• Aim: Reproduce all records verbatim.

━━━ Excerpted data

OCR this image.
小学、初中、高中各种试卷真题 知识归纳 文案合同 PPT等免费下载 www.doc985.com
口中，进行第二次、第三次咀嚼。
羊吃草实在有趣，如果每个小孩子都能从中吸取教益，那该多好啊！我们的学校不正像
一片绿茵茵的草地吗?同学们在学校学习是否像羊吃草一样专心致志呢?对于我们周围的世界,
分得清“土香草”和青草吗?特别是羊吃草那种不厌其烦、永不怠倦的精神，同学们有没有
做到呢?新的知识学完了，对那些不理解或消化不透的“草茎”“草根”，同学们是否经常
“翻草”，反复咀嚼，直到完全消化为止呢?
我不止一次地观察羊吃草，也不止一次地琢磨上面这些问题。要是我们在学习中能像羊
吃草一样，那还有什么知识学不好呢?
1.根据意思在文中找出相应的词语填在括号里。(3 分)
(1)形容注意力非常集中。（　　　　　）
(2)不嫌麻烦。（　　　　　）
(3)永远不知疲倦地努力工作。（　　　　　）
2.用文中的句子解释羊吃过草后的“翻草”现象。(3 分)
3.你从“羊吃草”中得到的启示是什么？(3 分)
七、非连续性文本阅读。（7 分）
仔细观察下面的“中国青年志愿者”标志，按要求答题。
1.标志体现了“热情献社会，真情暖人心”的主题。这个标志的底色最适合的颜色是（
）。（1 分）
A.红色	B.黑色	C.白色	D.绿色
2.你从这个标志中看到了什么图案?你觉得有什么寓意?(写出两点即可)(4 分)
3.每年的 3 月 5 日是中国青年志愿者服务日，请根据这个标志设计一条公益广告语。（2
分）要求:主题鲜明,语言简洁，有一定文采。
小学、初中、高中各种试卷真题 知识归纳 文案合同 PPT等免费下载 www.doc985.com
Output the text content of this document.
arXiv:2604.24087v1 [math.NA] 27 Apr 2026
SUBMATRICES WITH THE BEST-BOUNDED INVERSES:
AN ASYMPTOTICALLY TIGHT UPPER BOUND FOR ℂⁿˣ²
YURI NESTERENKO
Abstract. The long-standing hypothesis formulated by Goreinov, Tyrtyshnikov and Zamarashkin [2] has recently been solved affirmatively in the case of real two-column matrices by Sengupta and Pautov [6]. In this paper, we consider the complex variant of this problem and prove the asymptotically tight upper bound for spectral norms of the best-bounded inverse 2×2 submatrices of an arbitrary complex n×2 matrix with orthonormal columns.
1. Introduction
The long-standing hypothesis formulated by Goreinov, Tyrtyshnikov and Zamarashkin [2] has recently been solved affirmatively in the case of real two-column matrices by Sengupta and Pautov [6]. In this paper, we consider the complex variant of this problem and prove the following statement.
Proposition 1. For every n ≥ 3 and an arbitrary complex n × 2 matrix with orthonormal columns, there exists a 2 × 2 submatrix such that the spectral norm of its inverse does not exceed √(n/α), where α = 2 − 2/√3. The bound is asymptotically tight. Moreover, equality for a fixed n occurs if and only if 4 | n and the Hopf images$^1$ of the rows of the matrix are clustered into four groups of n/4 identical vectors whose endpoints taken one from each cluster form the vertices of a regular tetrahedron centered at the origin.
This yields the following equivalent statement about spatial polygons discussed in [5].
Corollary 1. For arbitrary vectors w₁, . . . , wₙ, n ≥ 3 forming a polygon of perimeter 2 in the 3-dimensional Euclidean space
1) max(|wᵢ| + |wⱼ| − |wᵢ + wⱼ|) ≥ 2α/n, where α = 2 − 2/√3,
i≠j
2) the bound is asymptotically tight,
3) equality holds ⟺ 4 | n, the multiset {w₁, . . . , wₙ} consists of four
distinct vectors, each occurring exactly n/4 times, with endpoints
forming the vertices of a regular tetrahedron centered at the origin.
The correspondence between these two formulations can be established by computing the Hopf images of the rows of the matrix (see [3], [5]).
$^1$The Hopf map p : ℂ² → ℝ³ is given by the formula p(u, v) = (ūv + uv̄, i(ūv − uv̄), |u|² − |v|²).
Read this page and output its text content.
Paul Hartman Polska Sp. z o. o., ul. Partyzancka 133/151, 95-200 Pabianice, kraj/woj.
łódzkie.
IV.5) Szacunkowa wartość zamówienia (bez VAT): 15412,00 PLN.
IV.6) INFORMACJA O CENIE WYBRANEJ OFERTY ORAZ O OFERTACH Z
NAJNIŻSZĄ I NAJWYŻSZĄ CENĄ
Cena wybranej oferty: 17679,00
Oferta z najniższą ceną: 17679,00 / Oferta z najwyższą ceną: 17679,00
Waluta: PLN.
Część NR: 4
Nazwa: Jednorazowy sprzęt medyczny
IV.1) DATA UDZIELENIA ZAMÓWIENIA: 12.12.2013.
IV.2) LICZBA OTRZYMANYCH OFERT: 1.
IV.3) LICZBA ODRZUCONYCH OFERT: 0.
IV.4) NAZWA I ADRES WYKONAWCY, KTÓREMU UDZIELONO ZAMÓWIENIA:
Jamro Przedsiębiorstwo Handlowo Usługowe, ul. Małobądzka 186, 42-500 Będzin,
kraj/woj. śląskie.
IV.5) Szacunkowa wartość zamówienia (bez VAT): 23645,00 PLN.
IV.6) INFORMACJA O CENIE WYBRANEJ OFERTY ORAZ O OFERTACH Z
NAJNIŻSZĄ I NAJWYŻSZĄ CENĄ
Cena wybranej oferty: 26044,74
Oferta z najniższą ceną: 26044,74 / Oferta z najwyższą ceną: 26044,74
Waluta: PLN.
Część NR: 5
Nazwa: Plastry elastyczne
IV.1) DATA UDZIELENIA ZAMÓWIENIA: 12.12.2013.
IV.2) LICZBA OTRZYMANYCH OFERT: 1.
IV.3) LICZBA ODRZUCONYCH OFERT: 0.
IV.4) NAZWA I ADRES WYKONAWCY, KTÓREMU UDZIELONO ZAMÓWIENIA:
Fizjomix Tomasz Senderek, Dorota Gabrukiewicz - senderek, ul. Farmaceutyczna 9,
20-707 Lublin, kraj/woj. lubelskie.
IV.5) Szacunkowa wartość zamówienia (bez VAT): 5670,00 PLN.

━━━━━━

• Exercise result:
OCR this image.
小学、初中、高中各种试卷真题 知识归纳 文案合同 PPT等免费下载 www.doc985.com
口中，进行第二次、第三次咀嚼。
羊吃草实在有趣，如果每个小孩子都能从中吸取教益，那该多好啊！我们的学校不正像
一片绿茵茵的草地吗?同学们在学校学习是否像羊吃草一样专心致志呢?对于我们周围的世界,
分得清“土香草”和青草吗?特别是羊吃草那种不厌其烦、永不怠倦的精神，同学们有没有
做到呢?新的知识学完了，对那些不理解或消化不透的“草茎”“草根”，同学们是否经常
“翻草”，反复咀嚼，直到完全消化为止呢?
我不止一次地观察羊吃草，也不止一次地琢磨上面这些问题。要是我们在学习中能像羊
吃草一样，那还有什么知识学不好呢?
1.根据意思在文中找出相应的词语填在括号里。(3 分)
(1)形容注意力非常集中。（　　　　　）
(2)不嫌麻烦。（　　　　　）
(3)永远不知疲倦地努力工作。（　　　　　）
2.用文中的句子解释羊吃过草后的“翻草”现象。(3 分)
3.你从“羊吃草”中得到的启示是什么？(3 分)
七、非连续性文本阅读。（7 分）
仔细观察下面的“中国青年志愿者”标志，按要求答题。
1.标志体现了“热情献社会，真情暖人心”的主题。这个标志的底色最适合的颜色是（
）。（1 分）
A.红色	B.黑色	C.白色	D.绿色
2.你从这个标志中看到了什么图案?你觉得有什么寓意?(写出两点即可)(4 分)
3.每年的 3 月 5 日是中国青年志愿者服务日，请根据这个标志设计一条公益广告语。（2
分）要求:主题鲜明,语言简洁，有一定文采。
小学、初中、高中各种试卷真题 知识归纳 文案合同 PPT等免费下载 www.doc985.com
Output the text content of this document.
arXiv:2604.24087v1 [math.NA] 27 Apr 2026
SUBMATRICES WITH THE BEST-BOUNDED INVERSES:
AN ASYMPTOTICALLY TIGHT UPPER BOUND FOR ℂⁿˣ²
YURI NESTERENKO
Abstract. The long-standing hypothesis formulated by Goreinov, Tyrtyshnikov and Zamarashkin [2] has recently been solved affirmatively in the case of real two-column matrices by Sengupta and Pautov [6]. In this paper, we consider the complex variant of this problem and prove the asymptotically tight upper bound for spectral norms of the best-bounded inverse 2×2 submatrices of an arbitrary complex n×2 matrix with orthonormal columns.
1. Introduction
The long-standing hypothesis formulated by Goreinov, Tyrtyshnikov and Zamarashkin [2] has recently been solved affirmatively in the case of real two-column matrices by Sengupta and Pautov [6]. In this paper, we consider the complex variant of this problem and prove the following statement.
Proposition 1. For every n ≥ 3 and an arbitrary complex n × 2 matrix with orthonormal columns, there exists a 2 × 2 submatrix such that the spectral norm of its inverse does not exceed √(n/α), where α = 2 − 2/√3. The bound is asymptotically tight. Moreover, equality for a fixed n occurs if and only if 4 | n and the Hopf images$^1$ of the rows of the matrix are clustered into four groups of n/4 identical vectors whose endpoints taken one from each cluster form the vertices of a regular tetrahedron centered at the origin.
This yields the following equivalent statement about spatial polygons discussed in [5].
Corollary 1. For arbitrary vectors w₁, . . . , wₙ, n ≥ 3 forming a polygon of perimeter 2 in the 3-dimensional Euclidean space
1) max(|wᵢ| + |wⱼ| − |wᵢ + wⱼ|) ≥ 2α/n, where α = 2 − 2/√3,
i≠j
2) the bound is asymptotically tight,
3) equality holds ⟺ 4 | n, the multiset {w₁, . . . , wₙ} consists of four
distinct vectors, each occurring exactly n/4 times, with endpoints
forming the vertices of a regular tetrahedron centered at the origin.
The correspondence between these two formulations can be established by computing the Hopf images of the rows of the matrix (see [3], [5]).
$^1$The Hopf map p : ℂ² → ℝ³ is given by the formula p(u, v) = (ūv + uv̄, i(ūv − uv̄), |u|² − |v|²).
Read this page and output its text content.
Paul Hartman Polska Sp. z o. o., ul. Partyzancka 133/151, 95-200 Pabianice, kraj/woj.
łódzkie.
IV.5) Szacunkowa wartość zamówienia (bez VAT): 15412,00 PLN.
IV.6) INFORMACJA O CENIE WYBRANEJ OFERTY ORAZ O OFERTACH Z
NAJNIŻSZĄ I NAJWYŻSZĄ CENĄ
Cena wybranej oferty: 17679,00
Oferta z najniższą ceną: 17679,00 / Oferta z najwyższą ceną: 17679,00
Waluta: PLN.
Część NR: 4
Nazwa: Jednorazowy sprzęt medyczny
IV.1) DATA UDZIELENIA ZAMÓWIENIA: 12.12.2013.
IV.2) LICZBA OTRZYMANYCH OFERT: 1.
IV.3) LICZBA ODRZUCONYCH OFERT: 0.
IV.4) NAZWA I ADRES WYKONAWCY, KTÓREMU UDZIELONO ZAMÓWIENIA:
Jamro Przedsiębiorstwo Handlowo Usługowe, ul. Małobądzka 186, 42-500 Będzin,
kraj/woj. śląskie.
IV.5) Szacunkowa wartość zamówienia (bez VAT): 23645,00 PLN.
IV.6) INFORMACJA O CENIE WYBRANEJ OFERTY ORAZ O OFERTACH Z
NAJNIŻSZĄ I NAJWYŻSZĄ CENĄ
Cena wybranej oferty: 26044,74
Oferta z najniższą ceną: 26044,74 / Oferta z najwyższą ceną: 26044,74
Waluta: PLN.
Część NR: 5
Nazwa: Plastry elastyczne
IV.1) DATA UDZIELENIA ZAMÓWIENIA: 12.12.2013.
IV.2) LICZBA OTRZYMANYCH OFERT: 1.
IV.3) LICZBA ODRZUCONYCH OFERT: 0.
IV.4) NAZWA I ADRES WYKONAWCY, KTÓREMU UDZIELONO ZAMÓWIENIA:
Fizjomix Tomasz Senderek, Dorota Gabrukiewicz - senderek, ul. Farmaceutyczna 9,
20-707 Lublin, kraj/woj. lubelskie.
IV.5) Szacunkowa wartość zamówienia (bez VAT): 5670,00 PLN.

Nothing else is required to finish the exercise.